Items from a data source
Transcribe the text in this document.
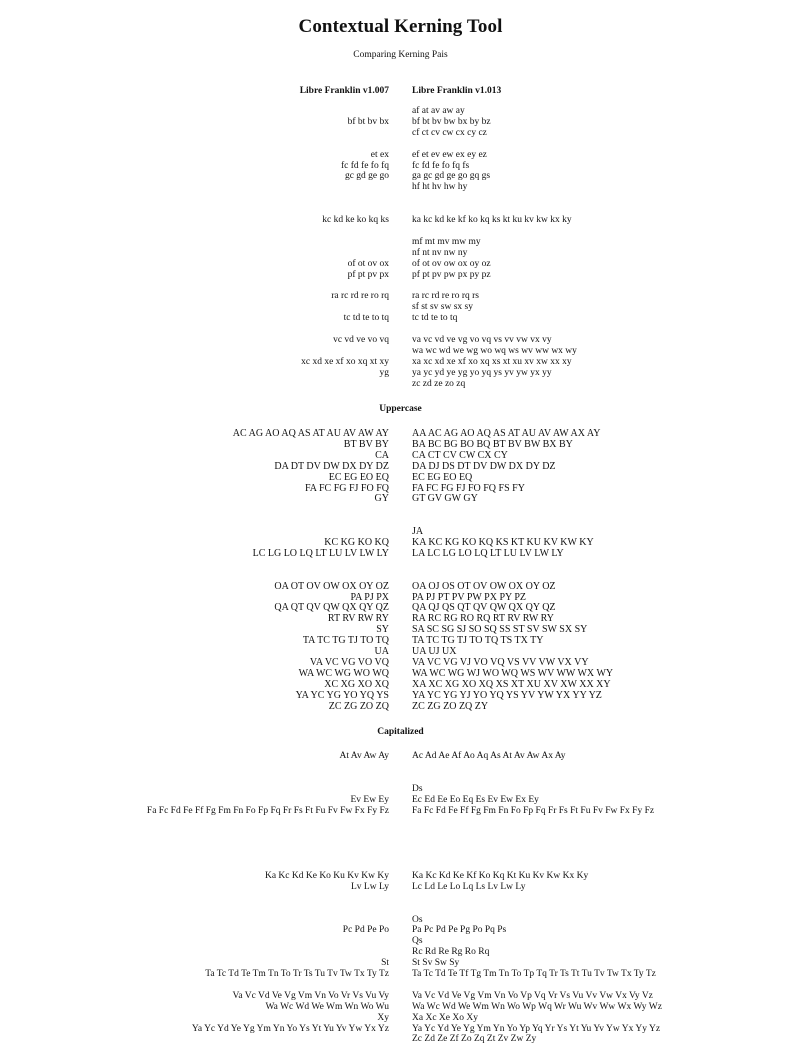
Contextual Kerning Tool
Comparing Kerning Pais
Libre Franklin v1.007 Libre Franklin v1.013
af at av aw ay
bf bt bv bx bf bt bv bw bx by bz
cf ct cv cw cx cy cz
et ex ef et ev ew ex ey ez
fc fd fe fo fq fc fd fe fo fq fs
gc gd ge go ga gc gd ge go gq gs
hf ht hv hw hy
kc kd ke ko kq ks ka kc kd ke kf ko kq ks kt ku kv kw kx ky
mf mt mv mw my
nf nt nv nw ny
of ot ov ox of ot ov ow ox oy oz
pf pt pv px pf pt pv pw px py pz
ra rc rd re ro rq ra rc rd re ro rq rs
sf st sv sw sx sy
tc td te to tq tc td te to tq
vc vd ve vo vq va vc vd ve vg vo vq vs vv vw vx vy
wa wc wd we wg wo wq ws wv ww wx wy
xc xd xe xf xo xq xt xy xa xc xd xe xf xo xq xs xt xu xv xw xx xy
yg ya yc yd ye yg yo yq ys yv yw yx yy
zc zd ze zo zq
Uppercase
AC AG AO AQ AS AT AU AV AW AY AA AC AG AO AQ AS AT AU AV AW AX AY
BT BV BY BA BC BG BO BQ BT BV BW BX BY
CA CA CT CV CW CX CY
DA DT DV DW DX DY DZ DA DJ DS DT DV DW DX DY DZ
EC EG EO EQ EC EG EO EQ
FA FC FG FJ FO FQ FA FC FG FJ FO FQ FS FY
GY GT GV GW GY
JA
KC KG KO KQ KA KC KG KO KQ KS KT KU KV KW KY
LC LG LO LQ LT LU LV LW LY LA LC LG LO LQ LT LU LV LW LY
OA OT OV OW OX OY OZ OA OJ OS OT OV OW OX OY OZ
PA PJ PX PA PJ PT PV PW PX PY PZ
QA QT QV QW QX QY QZ QA QJ QS QT QV QW QX QY QZ
RT RV RW RY RA RC RG RO RQ RT RV RW RY
SY SA SC SG SJ SO SQ SS ST SV SW SX SY
TA TC TG TJ TO TQ TA TC TG TJ TO TQ TS TX TY
UA UA UJ UX
VA VC VG VO VQ VA VC VG VJ VO VQ VS VV VW VX VY
WA WC WG WO WQ WA WC WG WJ WO WQ WS WV WW WX WY
XC XG XO XQ XA XC XG XO XQ XS XT XU XV XW XX XY
YA YC YG YO YQ YS YA YC YG YJ YO YQ YS YV YW YX YY YZ
ZC ZG ZO ZQ ZC ZG ZO ZQ ZY
Capitalized
At Av Aw Ay Ac Ad Ae Af Ao Aq As At Av Aw Ax Ay
Ds
Ev Ew Ey Ec Ed Ee Eo Eq Es Ev Ew Ex Ey
Fa Fc Fd Fe Ff Fg Fm Fn Fo Fp Fq Fr Fs Ft Fu Fv Fw Fx Fy Fz Fa Fc Fd Fe Ff Fg Fm Fn Fo Fp Fq Fr Fs Ft Fu Fv Fw Fx Fy Fz
Ka Kc Kd Ke Ko Ku Kv Kw Ky Ka Kc Kd Ke Kf Ko Kq Kt Ku Kv Kw Kx Ky
Lv Lw Ly Lc Ld Le Lo Lq Ls Lv Lw Ly
Os
Pc Pd Pe Po Pa Pc Pd Pe Pg Po Pq Ps
Qs
Rc Rd Re Rg Ro Rq
St St Sv Sw Sy
Ta Tc Td Te Tm Tn To Tr Ts Tu Tv Tw Tx Ty Tz Ta Tc Td Te Tf Tg Tm Tn To Tp Tq Tr Ts Tt Tu Tv Tw Tx Ty Tz
Va Vc Vd Ve Vg Vm Vn Vo Vr Vs Vu Vy Va Vc Vd Ve Vg Vm Vn Vo Vp Vq Vr Vs Vu Vv Vw Vx Vy Vz
Wa Wc Wd We Wm Wn Wo Wu Wa Wc Wd We Wm Wn Wo Wp Wq Wr Wu Wv Ww Wx Wy Wz
Xy Xa Xc Xe Xo Xy
Ya Yc Yd Ye Yg Ym Yn Yo Ys Yt Yu Yv Yw Yx Yz Ya Yc Yd Ye Yg Ym Yn Yo Yp Yq Yr Ys Yt Yu Yv Yw Yx Yy Yz
Zc Zd Ze Zf Zo Zq Zt Zv Zw Zy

» STATED EXERCISE:
Reproduce the data word for word, excluding its pictures.

» FINISHED EXERCISE:
Transcribe the text in this document.
Contextual Kerning Tool
Comparing Kerning Pais
Libre Franklin v1.007 Libre Franklin v1.013
af at av aw ay
bf bt bv bx bf bt bv bw bx by bz
cf ct cv cw cx cy cz
et ex ef et ev ew ex ey ez
fc fd fe fo fq fc fd fe fo fq fs
gc gd ge go ga gc gd ge go gq gs
hf ht hv hw hy
kc kd ke ko kq ks ka kc kd ke kf ko kq ks kt ku kv kw kx ky
mf mt mv mw my
nf nt nv nw ny
of ot ov ox of ot ov ow ox oy oz
pf pt pv px pf pt pv pw px py pz
ra rc rd re ro rq ra rc rd re ro rq rs
sf st sv sw sx sy
tc td te to tq tc td te to tq
vc vd ve vo vq va vc vd ve vg vo vq vs vv vw vx vy
wa wc wd we wg wo wq ws wv ww wx wy
xc xd xe xf xo xq xt xy xa xc xd xe xf xo xq xs xt xu xv xw xx xy
yg ya yc yd ye yg yo yq ys yv yw yx yy
zc zd ze zo zq
Uppercase
AC AG AO AQ AS AT AU AV AW AY AA AC AG AO AQ AS AT AU AV AW AX AY
BT BV BY BA BC BG BO BQ BT BV BW BX BY
CA CA CT CV CW CX CY
DA DT DV DW DX DY DZ DA DJ DS DT DV DW DX DY DZ
EC EG EO EQ EC EG EO EQ
FA FC FG FJ FO FQ FA FC FG FJ FO FQ FS FY
GY GT GV GW GY
JA
KC KG KO KQ KA KC KG KO KQ KS KT KU KV KW KY
LC LG LO LQ LT LU LV LW LY LA LC LG LO LQ LT LU LV LW LY
OA OT OV OW OX OY OZ OA OJ OS OT OV OW OX OY OZ
PA PJ PX PA PJ PT PV PW PX PY PZ
QA QT QV QW QX QY QZ QA QJ QS QT QV QW QX QY QZ
RT RV RW RY RA RC RG RO RQ RT RV RW RY
SY SA SC SG SJ SO SQ SS ST SV SW SX SY
TA TC TG TJ TO TQ TA TC TG TJ TO TQ TS TX TY
UA UA UJ UX
VA VC VG VO VQ VA VC VG VJ VO VQ VS VV VW VX VY
WA WC WG WO WQ WA WC WG WJ WO WQ WS WV WW WX WY
XC XG XO XQ XA XC XG XO XQ XS XT XU XV XW XX XY
YA YC YG YO YQ YS YA YC YG YJ YO YQ YS YV YW YX YY YZ
ZC ZG ZO ZQ ZC ZG ZO ZQ ZY
Capitalized
At Av Aw Ay Ac Ad Ae Af Ao Aq As At Av Aw Ax Ay
Ds
Ev Ew Ey Ec Ed Ee Eo Eq Es Ev Ew Ex Ey
Fa Fc Fd Fe Ff Fg Fm Fn Fo Fp Fq Fr Fs Ft Fu Fv Fw Fx Fy Fz Fa Fc Fd Fe Ff Fg Fm Fn Fo Fp Fq Fr Fs Ft Fu Fv Fw Fx Fy Fz
Ka Kc Kd Ke Ko Ku Kv Kw Ky Ka Kc Kd Ke Kf Ko Kq Kt Ku Kv Kw Kx Ky
Lv Lw Ly Lc Ld Le Lo Lq Ls Lv Lw Ly
Os
Pc Pd Pe Po Pa Pc Pd Pe Pg Po Pq Ps
Qs
Rc Rd Re Rg Ro Rq
St St Sv Sw Sy
Ta Tc Td Te Tm Tn To Tr Ts Tu Tv Tw Tx Ty Tz Ta Tc Td Te Tf Tg Tm Tn To Tp Tq Tr Ts Tt Tu Tv Tw Tx Ty Tz
Va Vc Vd Ve Vg Vm Vn Vo Vr Vs Vu Vy Va Vc Vd Ve Vg Vm Vn Vo Vp Vq Vr Vs Vu Vv Vw Vx Vy Vz
Wa Wc Wd We Wm Wn Wo Wu Wa Wc Wd We Wm Wn Wo Wp Wq Wr Wu Wv Ww Wx Wy Wz
Xy Xa Xc Xe Xo Xy
Ya Yc Yd Ye Yg Ym Yn Yo Ys Yt Yu Yv Yw Yx Yz Ya Yc Yd Ye Yg Ym Yn Yo Yp Yq Yr Ys Yt Yu Yv Yw Yx Yy Yz
Zc Zd Ze Zf Zo Zq Zt Zv Zw Zy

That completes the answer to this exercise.